What the task asks
Each line of the data holding "from" should be found and copied.

··· Input records ···

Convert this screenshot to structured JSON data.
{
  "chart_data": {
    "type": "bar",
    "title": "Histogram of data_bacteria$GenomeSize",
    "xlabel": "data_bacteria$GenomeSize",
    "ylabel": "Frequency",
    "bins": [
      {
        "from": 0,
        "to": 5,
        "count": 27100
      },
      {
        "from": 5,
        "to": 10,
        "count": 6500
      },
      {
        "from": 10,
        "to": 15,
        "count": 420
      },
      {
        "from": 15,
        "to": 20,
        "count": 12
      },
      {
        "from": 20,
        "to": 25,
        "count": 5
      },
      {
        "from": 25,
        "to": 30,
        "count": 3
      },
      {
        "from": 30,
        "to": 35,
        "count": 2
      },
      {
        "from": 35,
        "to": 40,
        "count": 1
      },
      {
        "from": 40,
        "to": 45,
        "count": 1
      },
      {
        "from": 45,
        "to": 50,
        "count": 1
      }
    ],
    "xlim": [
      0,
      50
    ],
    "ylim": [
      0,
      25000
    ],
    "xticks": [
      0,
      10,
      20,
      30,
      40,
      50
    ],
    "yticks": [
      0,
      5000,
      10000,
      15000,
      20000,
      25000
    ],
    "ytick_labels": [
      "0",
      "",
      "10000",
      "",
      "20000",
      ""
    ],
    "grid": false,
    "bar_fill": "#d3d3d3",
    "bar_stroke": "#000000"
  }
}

···

Written reply
        "from": 0,
        "from": 5,
        "from": 10,
        "from": 15,
        "from": 20,
        "from": 25,
        "from": 30,
        "from": 35,
        "from": 40,
        "from": 45,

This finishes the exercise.